0

there are methods like pyspark.sql.functions.least or pyspark.sql.functions.greatest but I can't see anything for mean/stddev/sum etc...

I thought I could just pivot the DF but it takes way too much memory: data.groupby("date").pivot("date").min()

So I implemented the functions:

def null_to_zero(*columns):
    return [(f.when(~f.isnull(c), f.col(c)).otherwise(0)) for c in columns]


def row_mean(*columns):
    N = len(columns)
    columns = null_to_zero(*columns)
    return sum(columns) / N


def row_stddev(*columns):
    N = len(columns)
    mu = row_mean(*columns)
    return f.sqrt((1 / N) * sum(f.pow(col - mu, 2) for col in null_to_zero(*columns)))

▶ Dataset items
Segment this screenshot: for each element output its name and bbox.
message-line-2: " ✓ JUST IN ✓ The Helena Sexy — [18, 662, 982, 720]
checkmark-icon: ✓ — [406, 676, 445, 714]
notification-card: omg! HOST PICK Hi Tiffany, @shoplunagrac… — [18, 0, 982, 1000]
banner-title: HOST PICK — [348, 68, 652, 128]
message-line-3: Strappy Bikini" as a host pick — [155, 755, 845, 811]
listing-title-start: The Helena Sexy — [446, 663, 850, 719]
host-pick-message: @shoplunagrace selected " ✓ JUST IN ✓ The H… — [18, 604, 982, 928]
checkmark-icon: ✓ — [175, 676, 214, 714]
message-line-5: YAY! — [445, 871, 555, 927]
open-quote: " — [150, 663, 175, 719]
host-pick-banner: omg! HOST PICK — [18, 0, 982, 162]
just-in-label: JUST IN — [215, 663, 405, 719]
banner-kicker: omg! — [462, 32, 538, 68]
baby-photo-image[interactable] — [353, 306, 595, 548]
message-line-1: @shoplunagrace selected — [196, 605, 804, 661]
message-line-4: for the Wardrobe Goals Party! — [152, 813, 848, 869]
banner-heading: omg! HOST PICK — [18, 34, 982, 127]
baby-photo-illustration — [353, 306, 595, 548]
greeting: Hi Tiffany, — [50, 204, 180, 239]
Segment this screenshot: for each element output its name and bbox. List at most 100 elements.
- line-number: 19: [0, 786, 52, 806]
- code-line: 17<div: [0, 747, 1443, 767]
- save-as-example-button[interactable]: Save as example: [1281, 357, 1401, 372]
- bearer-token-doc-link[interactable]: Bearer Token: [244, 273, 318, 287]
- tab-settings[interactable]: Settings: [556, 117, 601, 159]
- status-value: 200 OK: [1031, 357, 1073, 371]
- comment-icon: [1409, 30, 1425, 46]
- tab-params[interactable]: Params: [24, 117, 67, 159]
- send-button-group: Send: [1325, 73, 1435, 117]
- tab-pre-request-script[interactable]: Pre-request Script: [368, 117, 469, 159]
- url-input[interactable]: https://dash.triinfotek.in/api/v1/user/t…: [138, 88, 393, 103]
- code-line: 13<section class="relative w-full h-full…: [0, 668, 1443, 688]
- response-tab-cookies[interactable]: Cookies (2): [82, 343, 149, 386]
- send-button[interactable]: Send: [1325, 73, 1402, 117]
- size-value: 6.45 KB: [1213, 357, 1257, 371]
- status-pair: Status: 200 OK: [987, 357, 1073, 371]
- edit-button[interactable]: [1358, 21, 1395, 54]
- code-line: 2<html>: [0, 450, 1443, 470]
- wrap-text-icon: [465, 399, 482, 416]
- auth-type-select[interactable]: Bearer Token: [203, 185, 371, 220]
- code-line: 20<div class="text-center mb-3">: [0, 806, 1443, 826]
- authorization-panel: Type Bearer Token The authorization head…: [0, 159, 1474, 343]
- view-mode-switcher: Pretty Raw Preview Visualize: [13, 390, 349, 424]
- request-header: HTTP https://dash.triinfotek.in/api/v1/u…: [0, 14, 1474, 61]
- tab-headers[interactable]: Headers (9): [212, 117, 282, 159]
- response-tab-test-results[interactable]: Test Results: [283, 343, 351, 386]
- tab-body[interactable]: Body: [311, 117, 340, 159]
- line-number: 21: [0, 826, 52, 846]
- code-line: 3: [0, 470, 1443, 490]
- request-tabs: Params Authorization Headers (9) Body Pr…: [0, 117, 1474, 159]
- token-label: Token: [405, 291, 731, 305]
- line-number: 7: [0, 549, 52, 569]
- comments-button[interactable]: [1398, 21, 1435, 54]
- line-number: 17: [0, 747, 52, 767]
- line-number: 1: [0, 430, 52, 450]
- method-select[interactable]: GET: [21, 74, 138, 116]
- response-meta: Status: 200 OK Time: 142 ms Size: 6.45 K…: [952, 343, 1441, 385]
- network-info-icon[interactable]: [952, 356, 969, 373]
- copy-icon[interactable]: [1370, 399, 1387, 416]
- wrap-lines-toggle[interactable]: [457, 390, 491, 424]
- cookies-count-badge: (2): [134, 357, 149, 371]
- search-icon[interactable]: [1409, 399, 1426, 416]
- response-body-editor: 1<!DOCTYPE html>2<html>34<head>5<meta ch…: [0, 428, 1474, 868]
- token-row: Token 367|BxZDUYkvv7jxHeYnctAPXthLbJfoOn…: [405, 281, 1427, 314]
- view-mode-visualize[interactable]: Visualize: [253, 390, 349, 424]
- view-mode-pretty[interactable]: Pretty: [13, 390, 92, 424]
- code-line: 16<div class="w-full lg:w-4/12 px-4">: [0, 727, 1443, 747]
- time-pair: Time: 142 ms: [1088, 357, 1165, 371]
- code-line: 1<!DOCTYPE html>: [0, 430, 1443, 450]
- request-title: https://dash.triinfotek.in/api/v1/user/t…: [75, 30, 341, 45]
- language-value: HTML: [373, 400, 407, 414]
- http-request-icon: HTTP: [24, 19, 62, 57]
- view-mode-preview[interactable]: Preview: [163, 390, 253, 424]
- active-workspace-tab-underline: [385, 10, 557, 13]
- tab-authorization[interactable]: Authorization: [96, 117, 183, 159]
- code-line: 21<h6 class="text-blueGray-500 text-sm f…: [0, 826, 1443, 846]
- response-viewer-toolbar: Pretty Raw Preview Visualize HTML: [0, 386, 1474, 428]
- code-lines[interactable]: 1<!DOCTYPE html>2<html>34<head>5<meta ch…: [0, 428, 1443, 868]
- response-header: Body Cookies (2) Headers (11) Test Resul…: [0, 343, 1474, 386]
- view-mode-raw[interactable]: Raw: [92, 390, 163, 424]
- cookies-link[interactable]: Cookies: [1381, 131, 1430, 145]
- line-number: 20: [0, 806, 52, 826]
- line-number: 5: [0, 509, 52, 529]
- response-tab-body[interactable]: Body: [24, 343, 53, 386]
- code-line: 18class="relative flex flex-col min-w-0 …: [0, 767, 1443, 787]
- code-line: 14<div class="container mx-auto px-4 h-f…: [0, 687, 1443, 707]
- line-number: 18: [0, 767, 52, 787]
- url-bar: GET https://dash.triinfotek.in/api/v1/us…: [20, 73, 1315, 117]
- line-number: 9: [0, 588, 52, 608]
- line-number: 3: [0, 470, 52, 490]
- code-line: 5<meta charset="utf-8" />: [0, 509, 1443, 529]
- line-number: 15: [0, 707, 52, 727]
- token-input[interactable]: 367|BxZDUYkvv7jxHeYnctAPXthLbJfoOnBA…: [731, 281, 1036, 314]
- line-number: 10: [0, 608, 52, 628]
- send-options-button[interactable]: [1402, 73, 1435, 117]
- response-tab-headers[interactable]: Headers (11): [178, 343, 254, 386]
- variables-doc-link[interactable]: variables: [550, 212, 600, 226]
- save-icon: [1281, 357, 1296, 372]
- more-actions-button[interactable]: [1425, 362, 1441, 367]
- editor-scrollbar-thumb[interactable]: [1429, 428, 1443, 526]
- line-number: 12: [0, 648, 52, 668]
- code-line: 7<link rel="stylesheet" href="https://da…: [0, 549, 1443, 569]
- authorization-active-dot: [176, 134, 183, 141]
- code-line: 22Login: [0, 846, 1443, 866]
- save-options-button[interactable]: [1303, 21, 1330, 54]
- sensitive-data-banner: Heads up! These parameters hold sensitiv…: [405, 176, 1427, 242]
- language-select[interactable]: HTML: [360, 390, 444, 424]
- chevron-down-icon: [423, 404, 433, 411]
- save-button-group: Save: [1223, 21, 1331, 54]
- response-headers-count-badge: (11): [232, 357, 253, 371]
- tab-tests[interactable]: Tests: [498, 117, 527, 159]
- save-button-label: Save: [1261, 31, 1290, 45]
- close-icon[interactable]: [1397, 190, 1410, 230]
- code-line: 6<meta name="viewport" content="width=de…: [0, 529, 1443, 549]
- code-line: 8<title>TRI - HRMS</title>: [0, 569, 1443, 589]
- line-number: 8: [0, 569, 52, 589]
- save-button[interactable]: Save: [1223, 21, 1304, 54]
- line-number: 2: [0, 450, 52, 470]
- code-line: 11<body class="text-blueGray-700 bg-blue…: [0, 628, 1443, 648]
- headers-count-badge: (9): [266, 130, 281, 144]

▶ List of tasks
a - In the PySpark post, what reason is given for not pivoting the DataFrame?
b - Return the passage of the PySpark post that begins at the words "there are methods" and stops after "columns = null_to_zero(*columns)".

▶ Answers in order
a - Pivoting takes way too much memory.

b -
there are methods like pyspark.sql.functions.least or pyspark.sql.functions.greatest but I can't see anything for mean/stddev/sum etc...

I thought I could just pivot the DF but it takes way too much memory: data.groupby("date").pivot("date").min()

So I implemented the functions:

def null_to_zero(*columns):
    return [(f.when(~f.isnull(c), f.col(c)).otherwise(0)) for c in columns]


def row_mean(*columns):
    N = len(columns)
    columns = null_to_zero(*columns)